■ **Goal of the exercise**
Take the data below and repeat it exactly.

■ **Dataset rows**
^^^^
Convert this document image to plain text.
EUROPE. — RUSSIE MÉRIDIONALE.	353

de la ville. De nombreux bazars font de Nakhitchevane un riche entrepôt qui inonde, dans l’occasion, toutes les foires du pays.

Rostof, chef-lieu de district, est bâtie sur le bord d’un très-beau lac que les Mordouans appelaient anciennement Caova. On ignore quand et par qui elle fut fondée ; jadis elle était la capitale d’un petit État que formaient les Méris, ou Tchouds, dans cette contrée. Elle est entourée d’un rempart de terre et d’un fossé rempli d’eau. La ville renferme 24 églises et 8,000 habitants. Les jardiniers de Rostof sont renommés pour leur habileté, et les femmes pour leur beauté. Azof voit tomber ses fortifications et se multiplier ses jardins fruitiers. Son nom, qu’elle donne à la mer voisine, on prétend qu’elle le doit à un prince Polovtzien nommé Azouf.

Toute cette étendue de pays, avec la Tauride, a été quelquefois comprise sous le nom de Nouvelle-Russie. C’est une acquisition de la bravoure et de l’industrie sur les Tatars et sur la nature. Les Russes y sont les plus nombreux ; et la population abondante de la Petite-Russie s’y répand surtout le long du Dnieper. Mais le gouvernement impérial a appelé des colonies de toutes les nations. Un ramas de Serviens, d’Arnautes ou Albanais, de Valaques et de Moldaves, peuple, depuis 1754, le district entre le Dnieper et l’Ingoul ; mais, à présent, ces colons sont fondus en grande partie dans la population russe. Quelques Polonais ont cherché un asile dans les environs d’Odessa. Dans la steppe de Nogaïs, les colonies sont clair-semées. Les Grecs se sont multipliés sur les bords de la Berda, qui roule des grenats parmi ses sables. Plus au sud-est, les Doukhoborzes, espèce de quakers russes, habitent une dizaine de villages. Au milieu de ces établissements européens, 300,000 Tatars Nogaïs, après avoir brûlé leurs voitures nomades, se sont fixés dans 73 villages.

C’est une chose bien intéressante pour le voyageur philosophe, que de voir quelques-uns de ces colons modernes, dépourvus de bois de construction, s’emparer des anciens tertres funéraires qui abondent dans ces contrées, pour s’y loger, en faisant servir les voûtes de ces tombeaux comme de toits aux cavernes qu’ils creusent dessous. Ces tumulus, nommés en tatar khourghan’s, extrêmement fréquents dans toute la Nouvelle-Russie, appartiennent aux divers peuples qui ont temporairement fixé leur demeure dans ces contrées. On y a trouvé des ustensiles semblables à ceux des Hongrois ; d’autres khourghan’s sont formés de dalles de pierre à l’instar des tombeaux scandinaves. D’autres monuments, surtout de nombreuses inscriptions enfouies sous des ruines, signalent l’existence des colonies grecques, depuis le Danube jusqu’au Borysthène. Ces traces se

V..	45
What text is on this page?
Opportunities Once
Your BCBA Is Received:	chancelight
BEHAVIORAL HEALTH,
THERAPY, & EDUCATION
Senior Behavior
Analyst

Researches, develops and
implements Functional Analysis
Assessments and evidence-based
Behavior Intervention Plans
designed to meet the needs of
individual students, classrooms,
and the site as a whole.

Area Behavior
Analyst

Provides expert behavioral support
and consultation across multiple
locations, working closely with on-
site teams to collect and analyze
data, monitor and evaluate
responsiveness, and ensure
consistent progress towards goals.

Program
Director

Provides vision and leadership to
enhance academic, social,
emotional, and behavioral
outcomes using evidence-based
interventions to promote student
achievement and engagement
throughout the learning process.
^^^^
■ **Output of the exercise**
Convert this document image to plain text.
EUROPE. — RUSSIE MÉRIDIONALE.	353

de la ville. De nombreux bazars font de Nakhitchevane un riche entrepôt qui inonde, dans l’occasion, toutes les foires du pays.

Rostof, chef-lieu de district, est bâtie sur le bord d’un très-beau lac que les Mordouans appelaient anciennement Caova. On ignore quand et par qui elle fut fondée ; jadis elle était la capitale d’un petit État que formaient les Méris, ou Tchouds, dans cette contrée. Elle est entourée d’un rempart de terre et d’un fossé rempli d’eau. La ville renferme 24 églises et 8,000 habitants. Les jardiniers de Rostof sont renommés pour leur habileté, et les femmes pour leur beauté. Azof voit tomber ses fortifications et se multiplier ses jardins fruitiers. Son nom, qu’elle donne à la mer voisine, on prétend qu’elle le doit à un prince Polovtzien nommé Azouf.

Toute cette étendue de pays, avec la Tauride, a été quelquefois comprise sous le nom de Nouvelle-Russie. C’est une acquisition de la bravoure et de l’industrie sur les Tatars et sur la nature. Les Russes y sont les plus nombreux ; et la population abondante de la Petite-Russie s’y répand surtout le long du Dnieper. Mais le gouvernement impérial a appelé des colonies de toutes les nations. Un ramas de Serviens, d’Arnautes ou Albanais, de Valaques et de Moldaves, peuple, depuis 1754, le district entre le Dnieper et l’Ingoul ; mais, à présent, ces colons sont fondus en grande partie dans la population russe. Quelques Polonais ont cherché un asile dans les environs d’Odessa. Dans la steppe de Nogaïs, les colonies sont clair-semées. Les Grecs se sont multipliés sur les bords de la Berda, qui roule des grenats parmi ses sables. Plus au sud-est, les Doukhoborzes, espèce de quakers russes, habitent une dizaine de villages. Au milieu de ces établissements européens, 300,000 Tatars Nogaïs, après avoir brûlé leurs voitures nomades, se sont fixés dans 73 villages.

C’est une chose bien intéressante pour le voyageur philosophe, que de voir quelques-uns de ces colons modernes, dépourvus de bois de construction, s’emparer des anciens tertres funéraires qui abondent dans ces contrées, pour s’y loger, en faisant servir les voûtes de ces tombeaux comme de toits aux cavernes qu’ils creusent dessous. Ces tumulus, nommés en tatar khourghan’s, extrêmement fréquents dans toute la Nouvelle-Russie, appartiennent aux divers peuples qui ont temporairement fixé leur demeure dans ces contrées. On y a trouvé des ustensiles semblables à ceux des Hongrois ; d’autres khourghan’s sont formés de dalles de pierre à l’instar des tombeaux scandinaves. D’autres monuments, surtout de nombreuses inscriptions enfouies sous des ruines, signalent l’existence des colonies grecques, depuis le Danube jusqu’au Borysthène. Ces traces se

V..	45
What text is on this page?
Opportunities Once
Your BCBA Is Received:	chancelight
BEHAVIORAL HEALTH,
THERAPY, & EDUCATION
Senior Behavior
Analyst

Researches, develops and
implements Functional Analysis
Assessments and evidence-based
Behavior Intervention Plans
designed to meet the needs of
individual students, classrooms,
and the site as a whole.

Area Behavior
Analyst

Provides expert behavioral support
and consultation across multiple
locations, working closely with on-
site teams to collect and analyze
data, monitor and evaluate
responsiveness, and ensure
consistent progress towards goals.

Program
Director

Provides vision and leadership to
enhance academic, social,
emotional, and behavioral
outcomes using evidence-based
interventions to promote student
achievement and engagement
throughout the learning process.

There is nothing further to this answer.